Your goal. Repeat every record below exactly, omitting any pictures.

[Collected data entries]
-=-=-

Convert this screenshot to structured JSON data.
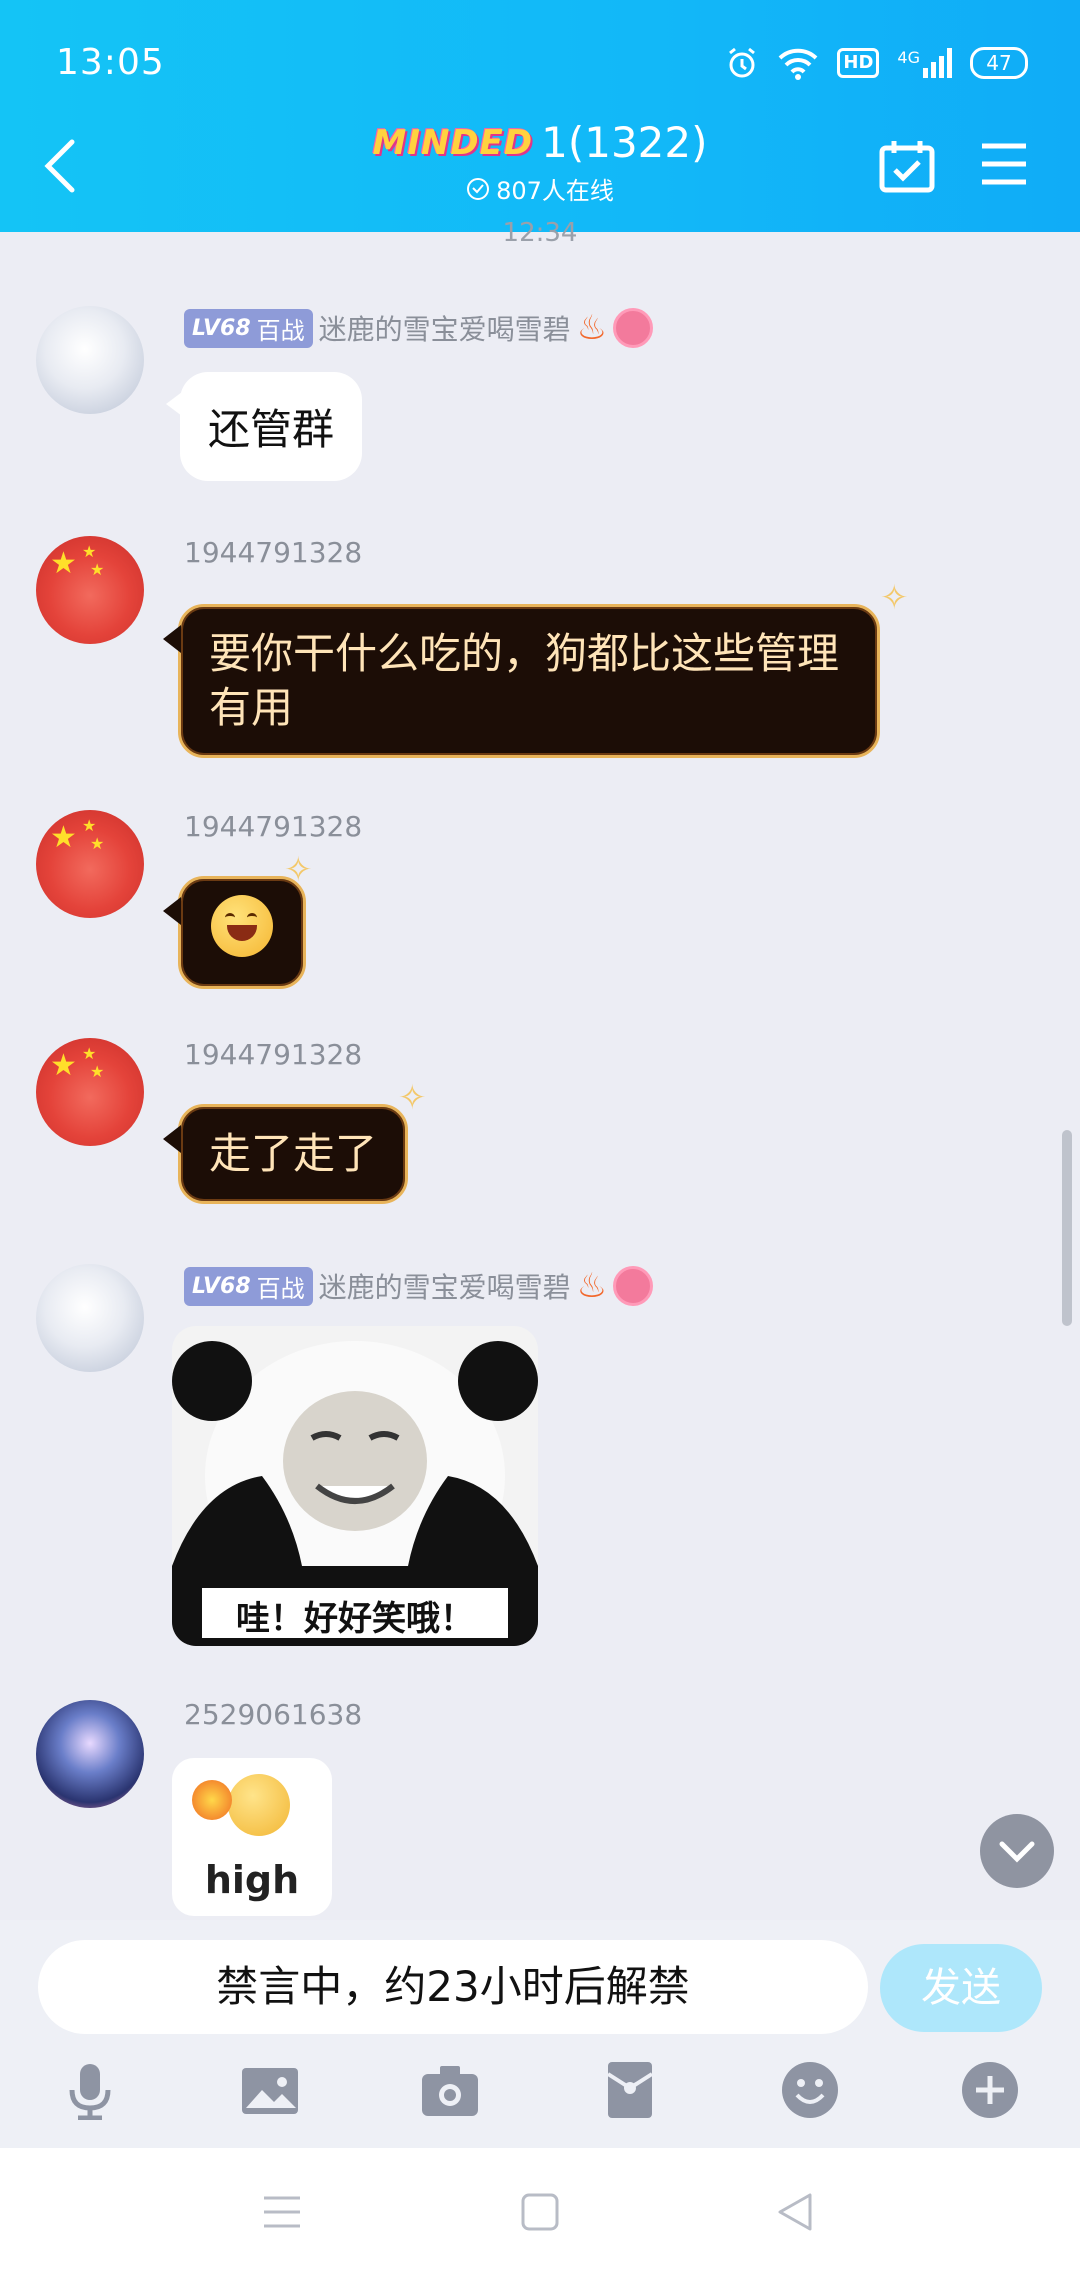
{
  "status": {
    "time": "13:05",
    "battery": "47",
    "network": "4G",
    "hd": "HD"
  },
  "header": {
    "logo": "MINDED",
    "title": "1(1322)",
    "online": "807人在线"
  },
  "timestamp": "12:34",
  "messages": [
    {
      "level": "LV68",
      "rank": "百战",
      "sender": "迷鹿的雪宝爱喝雪碧",
      "text": "还管群"
    },
    {
      "sender": "1944791328",
      "text": "要你干什么吃的，狗都比这些管理有用"
    },
    {
      "sender": "1944791328"
    },
    {
      "sender": "1944791328",
      "text": "走了走了"
    },
    {
      "level": "LV68",
      "rank": "百战",
      "sender": "迷鹿的雪宝爱喝雪碧",
      "sticker_text": "哇！好好笑哦！"
    },
    {
      "sender": "2529061638",
      "sticker_text": "high"
    }
  ],
  "input": {
    "placeholder": "禁言中，约23小时后解禁",
    "send_label": "发送"
  },
  "toolbar_icons": [
    "microphone-icon",
    "image-icon",
    "camera-icon",
    "red-packet-icon",
    "emoji-icon",
    "plus-icon"
  ],
  "colors": {
    "header": "#12b8f8",
    "send": "#aee7fb",
    "bubble_dark": "#1c0d06",
    "bubble_text_dark": "#ffe4b8"
  }
}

-=-=-

Completed exercise.
Convert this screenshot to structured JSON data.
{
  "status": {
    "time": "13:05",
    "battery": "47",
    "network": "4G",
    "hd": "HD"
  },
  "header": {
    "logo": "MINDED",
    "title": "1(1322)",
    "online": "807人在线"
  },
  "timestamp": "12:34",
  "messages": [
    {
      "level": "LV68",
      "rank": "百战",
      "sender": "迷鹿的雪宝爱喝雪碧",
      "text": "还管群"
    },
    {
      "sender": "1944791328",
      "text": "要你干什么吃的，狗都比这些管理有用"
    },
    {
      "sender": "1944791328"
    },
    {
      "sender": "1944791328",
      "text": "走了走了"
    },
    {
      "level": "LV68",
      "rank": "百战",
      "sender": "迷鹿的雪宝爱喝雪碧",
      "sticker_text": "哇！好好笑哦！"
    },
    {
      "sender": "2529061638",
      "sticker_text": "high"
    }
  ],
  "input": {
    "placeholder": "禁言中，约23小时后解禁",
    "send_label": "发送"
  },
  "toolbar_icons": [
    "microphone-icon",
    "image-icon",
    "camera-icon",
    "red-packet-icon",
    "emoji-icon",
    "plus-icon"
  ],
  "colors": {
    "header": "#12b8f8",
    "send": "#aee7fb",
    "bubble_dark": "#1c0d06",
    "bubble_text_dark": "#ffe4b8"
  }
}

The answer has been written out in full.